Collected data:
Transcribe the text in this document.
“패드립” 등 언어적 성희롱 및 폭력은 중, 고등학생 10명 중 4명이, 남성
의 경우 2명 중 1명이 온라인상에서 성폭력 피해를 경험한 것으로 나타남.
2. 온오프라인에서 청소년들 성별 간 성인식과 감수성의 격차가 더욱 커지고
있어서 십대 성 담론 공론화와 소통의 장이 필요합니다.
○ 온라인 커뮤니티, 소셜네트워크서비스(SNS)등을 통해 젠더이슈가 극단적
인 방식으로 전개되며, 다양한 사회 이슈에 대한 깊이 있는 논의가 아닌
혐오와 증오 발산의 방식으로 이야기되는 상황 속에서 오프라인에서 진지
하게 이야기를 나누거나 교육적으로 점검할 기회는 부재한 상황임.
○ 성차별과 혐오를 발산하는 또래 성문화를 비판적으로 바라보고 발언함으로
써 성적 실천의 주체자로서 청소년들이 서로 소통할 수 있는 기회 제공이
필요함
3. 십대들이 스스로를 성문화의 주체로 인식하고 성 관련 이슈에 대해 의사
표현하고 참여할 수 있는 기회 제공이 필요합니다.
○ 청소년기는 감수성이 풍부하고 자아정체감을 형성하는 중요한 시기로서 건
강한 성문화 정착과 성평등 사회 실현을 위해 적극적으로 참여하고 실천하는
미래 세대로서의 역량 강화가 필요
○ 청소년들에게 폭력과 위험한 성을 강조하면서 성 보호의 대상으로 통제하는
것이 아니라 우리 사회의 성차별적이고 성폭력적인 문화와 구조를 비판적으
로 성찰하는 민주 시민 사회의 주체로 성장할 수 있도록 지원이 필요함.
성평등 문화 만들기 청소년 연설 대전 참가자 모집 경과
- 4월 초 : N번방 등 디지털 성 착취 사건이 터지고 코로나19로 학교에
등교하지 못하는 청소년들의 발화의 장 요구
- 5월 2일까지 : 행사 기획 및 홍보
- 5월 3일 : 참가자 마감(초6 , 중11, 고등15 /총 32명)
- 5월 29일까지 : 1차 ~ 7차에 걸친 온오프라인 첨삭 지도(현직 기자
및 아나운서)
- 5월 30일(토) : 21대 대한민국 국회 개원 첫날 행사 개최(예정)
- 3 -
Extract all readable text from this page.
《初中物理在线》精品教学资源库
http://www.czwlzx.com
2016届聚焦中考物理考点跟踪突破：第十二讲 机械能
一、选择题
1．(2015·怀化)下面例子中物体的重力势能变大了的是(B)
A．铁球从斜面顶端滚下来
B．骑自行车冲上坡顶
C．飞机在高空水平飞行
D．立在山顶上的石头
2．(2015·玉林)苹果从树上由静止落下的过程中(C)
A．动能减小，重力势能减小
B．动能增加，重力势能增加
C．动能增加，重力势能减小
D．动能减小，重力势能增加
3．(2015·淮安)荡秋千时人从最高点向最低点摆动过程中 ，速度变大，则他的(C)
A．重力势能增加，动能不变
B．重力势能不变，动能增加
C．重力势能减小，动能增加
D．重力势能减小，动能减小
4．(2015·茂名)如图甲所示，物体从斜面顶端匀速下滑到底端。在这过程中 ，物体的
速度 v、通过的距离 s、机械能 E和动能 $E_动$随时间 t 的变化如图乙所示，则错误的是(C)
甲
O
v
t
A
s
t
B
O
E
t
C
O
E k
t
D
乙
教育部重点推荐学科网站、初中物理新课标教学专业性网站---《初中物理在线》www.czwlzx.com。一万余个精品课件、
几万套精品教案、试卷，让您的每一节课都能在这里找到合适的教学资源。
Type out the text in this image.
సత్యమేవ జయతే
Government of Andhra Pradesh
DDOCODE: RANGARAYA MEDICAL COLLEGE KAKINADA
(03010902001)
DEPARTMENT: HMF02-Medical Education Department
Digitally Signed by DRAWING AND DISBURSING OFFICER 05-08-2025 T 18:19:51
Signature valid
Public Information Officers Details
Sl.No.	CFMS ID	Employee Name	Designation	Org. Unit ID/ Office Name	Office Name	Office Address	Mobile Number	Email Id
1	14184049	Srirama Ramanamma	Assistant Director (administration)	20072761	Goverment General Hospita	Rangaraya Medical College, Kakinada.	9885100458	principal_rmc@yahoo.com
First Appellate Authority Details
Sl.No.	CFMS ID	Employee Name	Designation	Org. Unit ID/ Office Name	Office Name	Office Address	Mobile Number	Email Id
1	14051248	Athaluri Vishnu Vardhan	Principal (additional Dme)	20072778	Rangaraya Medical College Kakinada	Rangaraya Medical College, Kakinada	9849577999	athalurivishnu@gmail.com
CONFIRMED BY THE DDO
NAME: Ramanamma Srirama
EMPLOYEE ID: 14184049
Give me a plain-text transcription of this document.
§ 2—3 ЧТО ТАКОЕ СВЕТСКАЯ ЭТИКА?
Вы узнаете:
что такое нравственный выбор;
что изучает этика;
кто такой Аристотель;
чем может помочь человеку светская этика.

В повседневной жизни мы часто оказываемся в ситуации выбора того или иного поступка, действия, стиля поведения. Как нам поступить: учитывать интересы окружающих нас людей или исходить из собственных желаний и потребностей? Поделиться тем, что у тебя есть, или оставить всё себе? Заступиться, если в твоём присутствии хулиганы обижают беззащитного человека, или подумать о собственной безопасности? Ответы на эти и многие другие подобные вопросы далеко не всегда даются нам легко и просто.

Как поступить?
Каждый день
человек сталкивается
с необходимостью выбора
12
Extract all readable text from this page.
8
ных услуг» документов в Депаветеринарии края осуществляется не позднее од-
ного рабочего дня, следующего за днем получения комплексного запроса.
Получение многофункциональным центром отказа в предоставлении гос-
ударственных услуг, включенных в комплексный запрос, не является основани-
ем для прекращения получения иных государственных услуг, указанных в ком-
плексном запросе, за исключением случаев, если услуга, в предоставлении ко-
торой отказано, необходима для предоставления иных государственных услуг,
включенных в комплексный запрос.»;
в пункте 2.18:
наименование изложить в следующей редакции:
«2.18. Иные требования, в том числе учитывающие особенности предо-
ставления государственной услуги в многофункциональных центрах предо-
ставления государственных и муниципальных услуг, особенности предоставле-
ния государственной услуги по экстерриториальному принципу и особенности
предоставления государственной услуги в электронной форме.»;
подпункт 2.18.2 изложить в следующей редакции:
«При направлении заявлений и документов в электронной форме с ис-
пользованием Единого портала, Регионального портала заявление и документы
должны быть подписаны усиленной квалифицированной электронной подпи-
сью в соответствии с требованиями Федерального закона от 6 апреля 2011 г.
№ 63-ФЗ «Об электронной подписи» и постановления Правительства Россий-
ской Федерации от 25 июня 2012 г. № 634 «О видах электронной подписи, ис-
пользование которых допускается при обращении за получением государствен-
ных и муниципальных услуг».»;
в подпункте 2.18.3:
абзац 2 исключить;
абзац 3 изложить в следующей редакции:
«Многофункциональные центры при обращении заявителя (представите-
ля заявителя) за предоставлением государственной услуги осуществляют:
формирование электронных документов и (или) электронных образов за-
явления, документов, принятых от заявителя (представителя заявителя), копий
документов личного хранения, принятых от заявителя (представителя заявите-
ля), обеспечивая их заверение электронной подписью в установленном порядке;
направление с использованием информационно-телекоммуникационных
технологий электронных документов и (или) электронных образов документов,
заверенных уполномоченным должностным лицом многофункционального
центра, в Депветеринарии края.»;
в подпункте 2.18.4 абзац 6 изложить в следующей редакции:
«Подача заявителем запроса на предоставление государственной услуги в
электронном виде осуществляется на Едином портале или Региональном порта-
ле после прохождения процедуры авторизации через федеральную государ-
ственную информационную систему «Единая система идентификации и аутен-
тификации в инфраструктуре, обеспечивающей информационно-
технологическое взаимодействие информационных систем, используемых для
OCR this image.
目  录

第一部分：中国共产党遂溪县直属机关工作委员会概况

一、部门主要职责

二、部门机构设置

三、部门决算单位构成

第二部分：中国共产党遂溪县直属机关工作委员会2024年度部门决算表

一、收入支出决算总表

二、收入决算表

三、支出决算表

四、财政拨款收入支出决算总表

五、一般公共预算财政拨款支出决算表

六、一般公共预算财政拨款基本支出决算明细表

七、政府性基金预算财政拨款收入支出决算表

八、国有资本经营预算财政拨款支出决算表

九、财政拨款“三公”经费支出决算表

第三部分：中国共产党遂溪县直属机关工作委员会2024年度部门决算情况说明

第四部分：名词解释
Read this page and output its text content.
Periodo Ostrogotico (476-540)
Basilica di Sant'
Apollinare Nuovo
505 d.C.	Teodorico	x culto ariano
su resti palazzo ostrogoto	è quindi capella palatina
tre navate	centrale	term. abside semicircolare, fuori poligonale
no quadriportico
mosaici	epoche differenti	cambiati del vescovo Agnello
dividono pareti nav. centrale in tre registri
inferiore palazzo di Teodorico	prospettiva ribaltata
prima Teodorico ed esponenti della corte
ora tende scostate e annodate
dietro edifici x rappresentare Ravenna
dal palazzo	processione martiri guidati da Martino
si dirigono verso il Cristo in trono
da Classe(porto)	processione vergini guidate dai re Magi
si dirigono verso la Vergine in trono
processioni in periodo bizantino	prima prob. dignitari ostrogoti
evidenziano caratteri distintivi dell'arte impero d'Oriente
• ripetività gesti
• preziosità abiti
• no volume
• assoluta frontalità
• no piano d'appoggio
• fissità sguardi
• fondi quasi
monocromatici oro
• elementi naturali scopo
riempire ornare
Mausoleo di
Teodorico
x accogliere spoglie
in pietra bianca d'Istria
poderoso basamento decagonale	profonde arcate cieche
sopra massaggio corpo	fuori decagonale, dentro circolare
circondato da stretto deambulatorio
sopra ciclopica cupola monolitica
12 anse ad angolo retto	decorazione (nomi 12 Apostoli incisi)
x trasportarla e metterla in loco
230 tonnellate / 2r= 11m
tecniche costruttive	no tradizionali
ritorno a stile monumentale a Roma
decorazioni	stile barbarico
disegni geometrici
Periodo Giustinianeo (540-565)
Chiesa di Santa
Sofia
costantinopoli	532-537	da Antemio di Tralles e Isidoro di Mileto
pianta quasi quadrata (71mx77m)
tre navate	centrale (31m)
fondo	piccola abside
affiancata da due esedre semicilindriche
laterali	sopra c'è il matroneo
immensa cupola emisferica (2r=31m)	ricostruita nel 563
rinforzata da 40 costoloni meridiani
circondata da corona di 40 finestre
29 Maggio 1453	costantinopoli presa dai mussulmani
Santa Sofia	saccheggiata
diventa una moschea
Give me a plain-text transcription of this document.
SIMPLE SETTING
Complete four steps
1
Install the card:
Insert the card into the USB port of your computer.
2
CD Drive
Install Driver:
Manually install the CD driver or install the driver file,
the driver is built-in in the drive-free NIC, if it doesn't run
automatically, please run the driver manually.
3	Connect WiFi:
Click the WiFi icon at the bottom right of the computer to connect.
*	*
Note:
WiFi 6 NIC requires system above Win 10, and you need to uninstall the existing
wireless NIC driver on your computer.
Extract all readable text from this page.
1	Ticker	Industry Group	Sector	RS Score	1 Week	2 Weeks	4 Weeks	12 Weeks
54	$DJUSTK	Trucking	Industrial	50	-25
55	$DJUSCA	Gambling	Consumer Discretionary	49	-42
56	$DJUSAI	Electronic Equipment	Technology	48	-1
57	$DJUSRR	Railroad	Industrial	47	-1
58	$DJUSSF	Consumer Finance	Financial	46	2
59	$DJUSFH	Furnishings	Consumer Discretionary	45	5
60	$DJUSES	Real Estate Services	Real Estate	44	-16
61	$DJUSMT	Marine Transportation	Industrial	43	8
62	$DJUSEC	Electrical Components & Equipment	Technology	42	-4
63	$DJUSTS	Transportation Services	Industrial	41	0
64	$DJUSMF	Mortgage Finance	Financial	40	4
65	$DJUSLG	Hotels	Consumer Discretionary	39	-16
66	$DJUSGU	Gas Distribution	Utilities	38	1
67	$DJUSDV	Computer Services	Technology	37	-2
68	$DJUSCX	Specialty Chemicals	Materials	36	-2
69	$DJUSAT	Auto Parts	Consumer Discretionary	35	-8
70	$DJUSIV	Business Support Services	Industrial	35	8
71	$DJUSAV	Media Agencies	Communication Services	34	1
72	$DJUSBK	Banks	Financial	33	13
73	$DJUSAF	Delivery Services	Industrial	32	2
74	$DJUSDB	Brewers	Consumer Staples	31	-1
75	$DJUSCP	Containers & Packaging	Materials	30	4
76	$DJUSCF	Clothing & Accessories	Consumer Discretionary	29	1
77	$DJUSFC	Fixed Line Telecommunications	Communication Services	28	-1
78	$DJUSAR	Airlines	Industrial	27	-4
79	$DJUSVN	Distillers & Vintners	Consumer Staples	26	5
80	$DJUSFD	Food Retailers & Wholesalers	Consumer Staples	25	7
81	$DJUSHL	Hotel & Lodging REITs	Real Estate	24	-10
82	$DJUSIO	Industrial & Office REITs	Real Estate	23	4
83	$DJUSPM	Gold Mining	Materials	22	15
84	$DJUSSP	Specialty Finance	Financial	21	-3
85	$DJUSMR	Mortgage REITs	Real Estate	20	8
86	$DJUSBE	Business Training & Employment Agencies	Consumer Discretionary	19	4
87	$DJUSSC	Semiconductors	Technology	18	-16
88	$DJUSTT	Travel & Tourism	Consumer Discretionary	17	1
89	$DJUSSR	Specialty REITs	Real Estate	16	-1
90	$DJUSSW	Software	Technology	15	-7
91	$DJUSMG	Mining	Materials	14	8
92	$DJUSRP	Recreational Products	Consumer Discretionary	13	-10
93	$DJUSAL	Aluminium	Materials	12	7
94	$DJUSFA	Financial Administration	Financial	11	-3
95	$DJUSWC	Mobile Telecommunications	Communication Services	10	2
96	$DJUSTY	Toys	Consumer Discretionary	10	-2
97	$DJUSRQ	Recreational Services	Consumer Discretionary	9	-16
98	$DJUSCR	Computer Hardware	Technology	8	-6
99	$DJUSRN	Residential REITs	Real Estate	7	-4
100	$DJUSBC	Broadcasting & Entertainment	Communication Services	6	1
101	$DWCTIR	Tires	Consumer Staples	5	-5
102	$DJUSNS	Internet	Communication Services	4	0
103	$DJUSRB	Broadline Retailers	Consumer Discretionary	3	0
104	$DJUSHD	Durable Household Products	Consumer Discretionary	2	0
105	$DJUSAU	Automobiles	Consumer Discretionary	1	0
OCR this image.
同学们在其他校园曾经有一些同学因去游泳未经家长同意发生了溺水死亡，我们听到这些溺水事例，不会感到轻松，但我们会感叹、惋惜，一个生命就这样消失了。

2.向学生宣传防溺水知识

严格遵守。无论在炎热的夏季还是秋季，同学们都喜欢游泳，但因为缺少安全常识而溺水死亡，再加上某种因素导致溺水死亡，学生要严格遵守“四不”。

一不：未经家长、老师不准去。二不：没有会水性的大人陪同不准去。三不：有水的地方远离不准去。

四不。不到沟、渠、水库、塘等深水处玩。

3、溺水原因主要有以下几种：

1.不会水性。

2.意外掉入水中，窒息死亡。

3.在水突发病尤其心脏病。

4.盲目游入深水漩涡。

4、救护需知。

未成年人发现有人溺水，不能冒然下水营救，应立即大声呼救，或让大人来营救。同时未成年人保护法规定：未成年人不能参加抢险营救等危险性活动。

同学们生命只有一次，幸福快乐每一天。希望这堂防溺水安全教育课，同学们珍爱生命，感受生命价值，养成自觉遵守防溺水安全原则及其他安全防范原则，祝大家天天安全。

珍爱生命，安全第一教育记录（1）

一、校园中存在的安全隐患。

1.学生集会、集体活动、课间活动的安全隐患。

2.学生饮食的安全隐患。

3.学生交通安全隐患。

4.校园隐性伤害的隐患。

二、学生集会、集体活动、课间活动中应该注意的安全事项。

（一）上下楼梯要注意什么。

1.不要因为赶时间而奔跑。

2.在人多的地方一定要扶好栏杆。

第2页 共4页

§ **Your instructions**
Your answer should be a single number: the count of lines containing the word "Estate".

§ **Answer to this task**
6